Problem statement>
Could you output each line of the data that follows exactly?
▬▬▬▬▬▬
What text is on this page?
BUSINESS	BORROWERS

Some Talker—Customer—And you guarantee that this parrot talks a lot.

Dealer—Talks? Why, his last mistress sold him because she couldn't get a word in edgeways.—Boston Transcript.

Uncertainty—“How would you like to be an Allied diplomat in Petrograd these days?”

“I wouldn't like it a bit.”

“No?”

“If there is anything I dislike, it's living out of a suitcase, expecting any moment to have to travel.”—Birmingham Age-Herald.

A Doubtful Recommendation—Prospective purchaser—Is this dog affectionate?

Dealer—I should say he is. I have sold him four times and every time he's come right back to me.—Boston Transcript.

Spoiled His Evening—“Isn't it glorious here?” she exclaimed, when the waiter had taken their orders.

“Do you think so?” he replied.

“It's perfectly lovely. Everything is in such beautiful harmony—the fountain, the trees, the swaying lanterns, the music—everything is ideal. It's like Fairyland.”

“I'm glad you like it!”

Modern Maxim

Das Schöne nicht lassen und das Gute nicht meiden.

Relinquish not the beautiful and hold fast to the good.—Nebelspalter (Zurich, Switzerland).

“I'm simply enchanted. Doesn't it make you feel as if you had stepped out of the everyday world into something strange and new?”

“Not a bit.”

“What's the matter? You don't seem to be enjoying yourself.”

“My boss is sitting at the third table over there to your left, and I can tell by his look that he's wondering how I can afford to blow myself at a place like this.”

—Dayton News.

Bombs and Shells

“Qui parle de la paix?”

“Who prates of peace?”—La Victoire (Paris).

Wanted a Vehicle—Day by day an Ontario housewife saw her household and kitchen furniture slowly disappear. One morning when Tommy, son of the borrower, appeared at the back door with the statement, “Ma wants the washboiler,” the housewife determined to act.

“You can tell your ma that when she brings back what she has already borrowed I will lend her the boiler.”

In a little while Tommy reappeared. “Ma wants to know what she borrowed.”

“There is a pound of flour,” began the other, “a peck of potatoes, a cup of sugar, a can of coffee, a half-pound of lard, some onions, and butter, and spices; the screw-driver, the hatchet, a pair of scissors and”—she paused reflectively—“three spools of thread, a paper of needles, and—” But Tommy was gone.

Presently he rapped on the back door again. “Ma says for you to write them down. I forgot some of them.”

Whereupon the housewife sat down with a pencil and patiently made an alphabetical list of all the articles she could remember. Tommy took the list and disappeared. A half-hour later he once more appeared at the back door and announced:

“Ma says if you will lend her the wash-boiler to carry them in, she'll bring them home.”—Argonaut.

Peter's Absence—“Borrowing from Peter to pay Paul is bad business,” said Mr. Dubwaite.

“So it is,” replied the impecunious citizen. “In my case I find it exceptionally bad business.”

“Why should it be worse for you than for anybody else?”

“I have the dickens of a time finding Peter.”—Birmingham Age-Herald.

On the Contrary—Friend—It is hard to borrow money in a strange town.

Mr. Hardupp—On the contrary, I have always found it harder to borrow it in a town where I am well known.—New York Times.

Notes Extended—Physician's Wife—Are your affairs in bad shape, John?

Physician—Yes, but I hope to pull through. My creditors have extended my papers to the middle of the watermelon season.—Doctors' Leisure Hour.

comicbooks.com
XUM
▬▬▬▬▬▬
Answer to this task>
What text is on this page?
BUSINESS	BORROWERS

Some Talker—Customer—And you guarantee that this parrot talks a lot.

Dealer—Talks? Why, his last mistress sold him because she couldn't get a word in edgeways.—Boston Transcript.

Uncertainty—“How would you like to be an Allied diplomat in Petrograd these days?”

“I wouldn't like it a bit.”

“No?”

“If there is anything I dislike, it's living out of a suitcase, expecting any moment to have to travel.”—Birmingham Age-Herald.

A Doubtful Recommendation—Prospective purchaser—Is this dog affectionate?

Dealer—I should say he is. I have sold him four times and every time he's come right back to me.—Boston Transcript.

Spoiled His Evening—“Isn't it glorious here?” she exclaimed, when the waiter had taken their orders.

“Do you think so?” he replied.

“It's perfectly lovely. Everything is in such beautiful harmony—the fountain, the trees, the swaying lanterns, the music—everything is ideal. It's like Fairyland.”

“I'm glad you like it!”

Modern Maxim

Das Schöne nicht lassen und das Gute nicht meiden.

Relinquish not the beautiful and hold fast to the good.—Nebelspalter (Zurich, Switzerland).

“I'm simply enchanted. Doesn't it make you feel as if you had stepped out of the everyday world into something strange and new?”

“Not a bit.”

“What's the matter? You don't seem to be enjoying yourself.”

“My boss is sitting at the third table over there to your left, and I can tell by his look that he's wondering how I can afford to blow myself at a place like this.”

—Dayton News.

Bombs and Shells

“Qui parle de la paix?”

“Who prates of peace?”—La Victoire (Paris).

Wanted a Vehicle—Day by day an Ontario housewife saw her household and kitchen furniture slowly disappear. One morning when Tommy, son of the borrower, appeared at the back door with the statement, “Ma wants the washboiler,” the housewife determined to act.

“You can tell your ma that when she brings back what she has already borrowed I will lend her the boiler.”

In a little while Tommy reappeared. “Ma wants to know what she borrowed.”

“There is a pound of flour,” began the other, “a peck of potatoes, a cup of sugar, a can of coffee, a half-pound of lard, some onions, and butter, and spices; the screw-driver, the hatchet, a pair of scissors and”—she paused reflectively—“three spools of thread, a paper of needles, and—” But Tommy was gone.

Presently he rapped on the back door again. “Ma says for you to write them down. I forgot some of them.”

Whereupon the housewife sat down with a pencil and patiently made an alphabetical list of all the articles she could remember. Tommy took the list and disappeared. A half-hour later he once more appeared at the back door and announced:

“Ma says if you will lend her the wash-boiler to carry them in, she'll bring them home.”—Argonaut.

Peter's Absence—“Borrowing from Peter to pay Paul is bad business,” said Mr. Dubwaite.

“So it is,” replied the impecunious citizen. “In my case I find it exceptionally bad business.”

“Why should it be worse for you than for anybody else?”

“I have the dickens of a time finding Peter.”—Birmingham Age-Herald.

On the Contrary—Friend—It is hard to borrow money in a strange town.

Mr. Hardupp—On the contrary, I have always found it harder to borrow it in a town where I am well known.—New York Times.

Notes Extended—Physician's Wife—Are your affairs in bad shape, John?

Physician—Yes, but I hope to pull through. My creditors have extended my papers to the middle of the watermelon season.—Doctors' Leisure Hour.

comicbooks.com
XUM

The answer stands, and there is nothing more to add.